_TASK_. Among the lines below, which ones contain the word "werden"? Copy every such line.

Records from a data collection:

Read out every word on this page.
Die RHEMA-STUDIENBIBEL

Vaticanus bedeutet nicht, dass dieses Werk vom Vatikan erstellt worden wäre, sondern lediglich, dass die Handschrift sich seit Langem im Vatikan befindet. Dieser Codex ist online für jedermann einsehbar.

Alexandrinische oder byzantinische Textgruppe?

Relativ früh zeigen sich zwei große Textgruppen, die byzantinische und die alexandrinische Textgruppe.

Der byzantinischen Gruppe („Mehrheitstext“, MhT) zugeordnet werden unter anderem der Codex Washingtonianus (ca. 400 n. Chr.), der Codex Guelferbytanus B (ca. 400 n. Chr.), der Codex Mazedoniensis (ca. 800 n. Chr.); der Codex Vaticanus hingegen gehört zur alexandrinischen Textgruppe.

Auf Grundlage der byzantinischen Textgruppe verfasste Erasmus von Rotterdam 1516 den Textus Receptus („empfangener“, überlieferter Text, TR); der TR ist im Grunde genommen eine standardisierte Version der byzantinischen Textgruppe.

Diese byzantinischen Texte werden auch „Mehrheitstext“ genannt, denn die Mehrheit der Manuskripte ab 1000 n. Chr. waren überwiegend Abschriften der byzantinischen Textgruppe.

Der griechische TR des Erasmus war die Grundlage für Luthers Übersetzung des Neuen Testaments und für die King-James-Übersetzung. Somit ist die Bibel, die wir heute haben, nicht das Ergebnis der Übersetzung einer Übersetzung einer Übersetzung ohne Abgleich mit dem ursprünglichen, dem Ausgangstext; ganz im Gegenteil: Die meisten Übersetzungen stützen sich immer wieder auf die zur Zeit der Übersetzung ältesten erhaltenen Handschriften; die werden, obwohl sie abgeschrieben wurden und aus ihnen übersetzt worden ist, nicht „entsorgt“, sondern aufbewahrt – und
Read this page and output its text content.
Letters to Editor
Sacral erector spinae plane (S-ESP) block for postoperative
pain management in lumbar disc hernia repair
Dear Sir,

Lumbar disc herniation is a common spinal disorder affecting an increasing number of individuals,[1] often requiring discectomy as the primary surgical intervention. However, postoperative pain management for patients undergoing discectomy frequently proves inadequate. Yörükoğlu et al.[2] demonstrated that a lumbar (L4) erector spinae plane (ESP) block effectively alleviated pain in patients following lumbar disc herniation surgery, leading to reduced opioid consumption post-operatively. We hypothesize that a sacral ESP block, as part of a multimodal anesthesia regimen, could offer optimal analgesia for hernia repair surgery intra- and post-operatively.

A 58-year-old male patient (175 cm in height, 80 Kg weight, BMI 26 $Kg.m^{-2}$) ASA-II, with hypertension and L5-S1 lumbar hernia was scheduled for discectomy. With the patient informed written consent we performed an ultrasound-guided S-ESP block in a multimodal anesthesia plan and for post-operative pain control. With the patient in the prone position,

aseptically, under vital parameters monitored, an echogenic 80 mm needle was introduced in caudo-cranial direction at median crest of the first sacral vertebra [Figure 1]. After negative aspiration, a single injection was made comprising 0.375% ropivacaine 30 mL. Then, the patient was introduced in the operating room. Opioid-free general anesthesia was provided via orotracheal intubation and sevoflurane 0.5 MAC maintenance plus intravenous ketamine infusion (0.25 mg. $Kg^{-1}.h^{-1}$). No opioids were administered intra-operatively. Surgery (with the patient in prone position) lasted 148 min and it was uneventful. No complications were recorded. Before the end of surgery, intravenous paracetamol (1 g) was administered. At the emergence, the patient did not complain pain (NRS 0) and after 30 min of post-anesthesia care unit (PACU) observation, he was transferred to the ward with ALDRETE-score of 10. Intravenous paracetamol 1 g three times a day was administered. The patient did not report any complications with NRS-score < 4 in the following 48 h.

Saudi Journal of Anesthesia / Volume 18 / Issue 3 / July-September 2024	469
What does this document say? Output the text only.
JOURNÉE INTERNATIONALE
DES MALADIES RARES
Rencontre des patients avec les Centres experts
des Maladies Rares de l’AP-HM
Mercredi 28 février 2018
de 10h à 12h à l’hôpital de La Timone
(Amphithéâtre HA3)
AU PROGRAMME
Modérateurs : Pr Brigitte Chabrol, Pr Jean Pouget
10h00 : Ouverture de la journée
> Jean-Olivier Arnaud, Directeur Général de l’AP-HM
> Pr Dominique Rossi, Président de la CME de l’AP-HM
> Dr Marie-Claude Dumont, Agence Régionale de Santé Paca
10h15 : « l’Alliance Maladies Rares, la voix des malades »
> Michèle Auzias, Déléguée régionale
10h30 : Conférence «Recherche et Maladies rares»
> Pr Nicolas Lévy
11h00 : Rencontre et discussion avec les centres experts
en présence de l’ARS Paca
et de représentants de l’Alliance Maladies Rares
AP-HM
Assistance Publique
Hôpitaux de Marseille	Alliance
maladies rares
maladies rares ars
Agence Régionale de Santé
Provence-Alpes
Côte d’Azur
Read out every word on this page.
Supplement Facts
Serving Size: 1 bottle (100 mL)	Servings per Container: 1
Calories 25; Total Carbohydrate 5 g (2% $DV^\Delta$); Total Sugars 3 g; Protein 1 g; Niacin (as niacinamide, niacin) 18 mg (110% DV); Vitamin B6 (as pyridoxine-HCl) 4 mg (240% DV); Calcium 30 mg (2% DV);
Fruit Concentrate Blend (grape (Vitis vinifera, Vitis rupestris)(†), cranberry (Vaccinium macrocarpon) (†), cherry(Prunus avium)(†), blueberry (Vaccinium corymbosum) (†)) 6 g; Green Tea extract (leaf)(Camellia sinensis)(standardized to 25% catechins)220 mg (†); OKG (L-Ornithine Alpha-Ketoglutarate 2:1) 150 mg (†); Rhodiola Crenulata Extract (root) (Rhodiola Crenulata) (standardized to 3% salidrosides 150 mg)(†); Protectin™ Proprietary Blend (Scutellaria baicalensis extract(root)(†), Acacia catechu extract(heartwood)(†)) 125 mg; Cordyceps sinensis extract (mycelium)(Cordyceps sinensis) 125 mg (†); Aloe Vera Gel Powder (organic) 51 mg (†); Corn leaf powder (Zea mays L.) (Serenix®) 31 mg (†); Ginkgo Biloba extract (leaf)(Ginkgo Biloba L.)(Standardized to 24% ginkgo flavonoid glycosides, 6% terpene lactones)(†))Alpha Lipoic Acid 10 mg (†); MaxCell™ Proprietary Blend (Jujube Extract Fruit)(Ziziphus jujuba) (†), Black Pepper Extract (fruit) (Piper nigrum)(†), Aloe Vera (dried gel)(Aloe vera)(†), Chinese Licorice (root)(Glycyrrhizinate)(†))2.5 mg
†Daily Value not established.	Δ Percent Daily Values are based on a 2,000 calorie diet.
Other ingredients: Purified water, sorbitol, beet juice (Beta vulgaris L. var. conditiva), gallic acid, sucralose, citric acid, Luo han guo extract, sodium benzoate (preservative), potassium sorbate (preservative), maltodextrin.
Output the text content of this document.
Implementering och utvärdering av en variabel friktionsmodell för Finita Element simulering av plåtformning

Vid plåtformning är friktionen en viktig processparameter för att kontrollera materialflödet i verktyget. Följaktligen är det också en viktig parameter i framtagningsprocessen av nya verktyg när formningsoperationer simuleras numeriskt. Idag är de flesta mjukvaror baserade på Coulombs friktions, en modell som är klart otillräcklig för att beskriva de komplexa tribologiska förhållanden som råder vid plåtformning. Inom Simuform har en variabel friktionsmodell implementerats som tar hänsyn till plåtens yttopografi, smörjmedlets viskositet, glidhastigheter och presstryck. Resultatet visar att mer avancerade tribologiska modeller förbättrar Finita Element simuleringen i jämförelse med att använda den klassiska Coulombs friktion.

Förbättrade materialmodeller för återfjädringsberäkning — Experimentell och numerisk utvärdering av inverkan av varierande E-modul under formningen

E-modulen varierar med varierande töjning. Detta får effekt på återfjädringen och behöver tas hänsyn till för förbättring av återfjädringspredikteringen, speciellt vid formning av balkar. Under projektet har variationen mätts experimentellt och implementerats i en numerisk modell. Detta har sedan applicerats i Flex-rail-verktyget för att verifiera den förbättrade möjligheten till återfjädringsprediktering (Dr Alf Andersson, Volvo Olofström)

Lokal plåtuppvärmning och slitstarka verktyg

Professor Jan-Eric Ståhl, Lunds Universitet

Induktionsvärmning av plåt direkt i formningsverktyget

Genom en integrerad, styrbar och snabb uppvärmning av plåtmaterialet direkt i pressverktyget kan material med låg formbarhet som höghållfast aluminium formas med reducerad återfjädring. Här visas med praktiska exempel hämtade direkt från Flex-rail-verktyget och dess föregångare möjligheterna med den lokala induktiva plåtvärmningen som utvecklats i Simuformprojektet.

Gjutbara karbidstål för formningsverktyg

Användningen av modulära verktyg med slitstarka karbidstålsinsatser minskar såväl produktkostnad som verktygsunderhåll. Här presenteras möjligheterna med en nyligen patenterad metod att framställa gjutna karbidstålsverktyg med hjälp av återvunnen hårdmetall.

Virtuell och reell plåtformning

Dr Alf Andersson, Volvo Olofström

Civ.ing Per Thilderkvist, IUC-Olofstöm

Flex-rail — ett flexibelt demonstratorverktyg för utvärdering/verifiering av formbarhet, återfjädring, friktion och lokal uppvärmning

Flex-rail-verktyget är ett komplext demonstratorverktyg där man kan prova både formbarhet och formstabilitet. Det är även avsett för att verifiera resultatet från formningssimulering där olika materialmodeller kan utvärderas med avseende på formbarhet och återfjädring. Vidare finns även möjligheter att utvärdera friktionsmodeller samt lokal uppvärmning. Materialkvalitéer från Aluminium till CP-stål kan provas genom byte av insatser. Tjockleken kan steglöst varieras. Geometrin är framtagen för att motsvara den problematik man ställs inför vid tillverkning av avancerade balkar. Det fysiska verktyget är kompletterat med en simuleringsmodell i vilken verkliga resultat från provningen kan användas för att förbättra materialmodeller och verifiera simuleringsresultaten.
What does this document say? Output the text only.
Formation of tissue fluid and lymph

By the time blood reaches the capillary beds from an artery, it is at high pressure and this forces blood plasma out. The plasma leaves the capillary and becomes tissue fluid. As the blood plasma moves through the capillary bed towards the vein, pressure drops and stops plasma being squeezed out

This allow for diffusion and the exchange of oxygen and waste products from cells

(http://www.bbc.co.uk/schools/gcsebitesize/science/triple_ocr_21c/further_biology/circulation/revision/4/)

_TASK RESULT_.
Der byzantinischen Gruppe („Mehrheitstext“, MhT) zugeordnet werden unter anderem der Codex Washingtonianus (ca. 400 n. Chr.), der Codex Guelferbytanus B (ca. 400 n. Chr.), der Codex Mazedoniensis (ca. 800 n. Chr.); der Codex Vaticanus hingegen gehört zur alexandrinischen Textgruppe.
Diese byzantinischen Texte werden auch „Mehrheitstext“ genannt, denn die Mehrheit der Manuskripte ab 1000 n. Chr. waren überwiegend Abschriften der byzantinischen Textgruppe.
Der griechische TR des Erasmus war die Grundlage für Luthers Übersetzung des Neuen Testaments und für die King-James-Übersetzung. Somit ist die Bibel, die wir heute haben, nicht das Ergebnis der Übersetzung einer Übersetzung einer Übersetzung ohne Abgleich mit dem ursprünglichen, dem Ausgangstext; ganz im Gegenteil: Die meisten Übersetzungen stützen sich immer wieder auf die zur Zeit der Übersetzung ältesten erhaltenen Handschriften; die werden, obwohl sie abgeschrieben wurden und aus ihnen übersetzt worden ist, nicht „entsorgt“, sondern aufbewahrt – und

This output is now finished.